======== Supplied material
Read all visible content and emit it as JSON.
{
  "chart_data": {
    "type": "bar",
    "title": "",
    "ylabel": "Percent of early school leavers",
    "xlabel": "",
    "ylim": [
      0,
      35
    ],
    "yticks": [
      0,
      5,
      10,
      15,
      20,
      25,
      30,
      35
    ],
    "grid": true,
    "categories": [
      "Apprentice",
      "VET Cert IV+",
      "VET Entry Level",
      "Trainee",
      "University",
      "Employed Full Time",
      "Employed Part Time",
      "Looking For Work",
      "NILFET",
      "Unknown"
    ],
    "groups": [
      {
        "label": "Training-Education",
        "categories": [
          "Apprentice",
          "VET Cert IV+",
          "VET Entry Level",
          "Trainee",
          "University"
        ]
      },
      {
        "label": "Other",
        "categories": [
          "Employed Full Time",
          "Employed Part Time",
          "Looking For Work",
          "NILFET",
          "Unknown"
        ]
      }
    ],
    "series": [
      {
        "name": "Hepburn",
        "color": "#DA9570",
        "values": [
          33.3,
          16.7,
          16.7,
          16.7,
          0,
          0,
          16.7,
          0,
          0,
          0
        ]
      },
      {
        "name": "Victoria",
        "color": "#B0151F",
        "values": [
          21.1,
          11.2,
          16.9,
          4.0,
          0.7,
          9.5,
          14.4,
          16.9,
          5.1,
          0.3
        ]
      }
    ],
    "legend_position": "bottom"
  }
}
================
■ Aim ■
Using the records above, pull out each line where the word "Part" occurs.

■ Exercise output ■
      "Employed Part Time",
          "Employed Part Time",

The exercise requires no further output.